:: TASK MATERIAL ::
════════

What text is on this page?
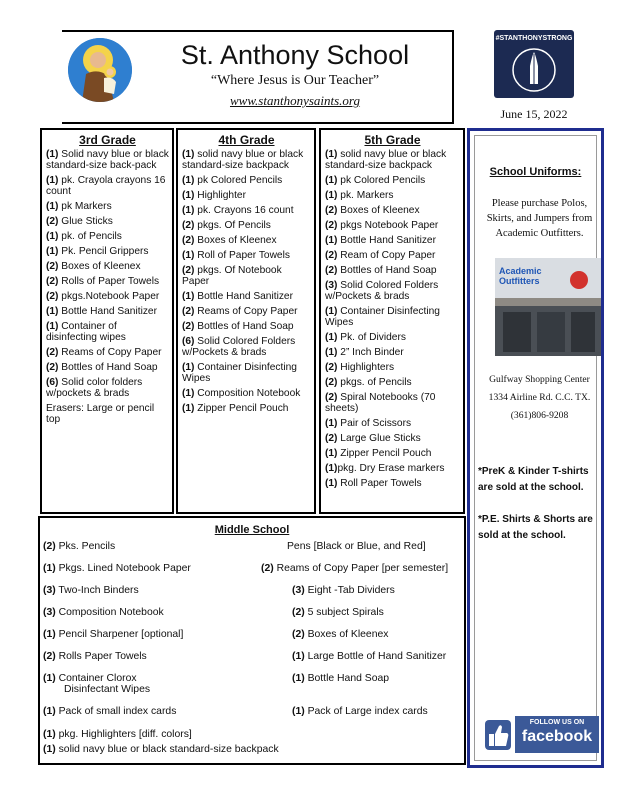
St. Anthony School
“Where Jesus is Our Teacher”
www.stanthonysaints.org
#STANTHONYSTRONG
June 15, 2022
3rd Grade
(1) Solid navy blue or black standard-size back-pack
(1) pk. Crayola crayons 16 count
(1) pk Markers
(2) Glue Sticks
(1) pk. of Pencils
(1) Pk. Pencil Grippers
(2) Boxes of Kleenex
(2) Rolls of Paper Towels
(2) pkgs.Notebook Paper
(1) Bottle Hand Sanitizer
(1) Container of disinfecting wipes
(2) Reams of Copy Paper
(2) Bottles of Hand Soap
(6) Solid color folders w/pockets & brads
Erasers: Large or pencil top
4th Grade
(1) solid navy blue or black standard-size backpack
(1) pk Colored Pencils
(1) Highlighter
(1) pk. Crayons 16 count
(2) pkgs. Of Pencils
(2) Boxes of Kleenex
(1) Roll of Paper Towels
(2) pkgs. Of Notebook Paper
(1) Bottle Hand Sanitizer
(2) Reams of Copy Paper
(2) Bottles of Hand Soap
(6) Solid Colored Folders w/Pockets & brads
(1) Container Disinfecting Wipes
(1) Composition Notebook
(1) Zipper Pencil Pouch
5th Grade
(1) solid navy blue or black standard-size backpack
(1) pk Colored Pencils
(1) pk. Markers
(2) Boxes of Kleenex
(2) pkgs Notebook Paper
(1) Bottle Hand Sanitizer
(2) Ream of Copy Paper
(2) Bottles of Hand Soap
(3) Solid Colored Folders w/Pockets & brads
(1) Container Disinfecting Wipes
(1) Pk. of Dividers
(1) 2” Inch Binder
(2) Highlighters
(2) pkgs. of Pencils
(2) Spiral Notebooks (70 sheets)
(1) Pair of Scissors
(2) Large Glue Sticks
(1) Zipper Pencil Pouch
(1)pkg. Dry Erase markers
(1) Roll Paper Towels
Middle School
(2) Pks. Pencils
(1) Pkgs. Lined Notebook Paper
(3) Two-Inch Binders
(3) Composition Notebook
(1) Pencil Sharpener [optional]
(2) Rolls Paper Towels
(1) Container Clorox
Disinfectant Wipes
(1) Pack of small index cards
(1) pkg. Highlighters [diff. colors]
(1) solid navy blue or black standard-size backpack
Pens [Black or Blue, and Red]
(2) Reams of Copy Paper [per semester]
(3) Eight -Tab Dividers
(2) 5 subject Spirals
(2) Boxes of Kleenex
(1) Large Bottle of Hand Sanitizer
(1) Bottle Hand Soap
(1) Pack of Large index cards
School Uniforms:
Please purchase Polos, Skirts, and Jumpers from Academic Outfitters.
Academic Outfitters
Gulfway Shopping Center
1334 Airline Rd. C.C. TX.
(361)806-9208
*PreK & Kinder T-shirts are sold at the school.
*P.E. Shirts & Shorts are sold at the school.
FOLLOW US ON
facebook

════════

:: PROMPT ::
Check the data for the word "Composition" and pull out the lines that have it.

:: FULL OUTPUT ::
(1) Composition Notebook
(3) Composition Notebook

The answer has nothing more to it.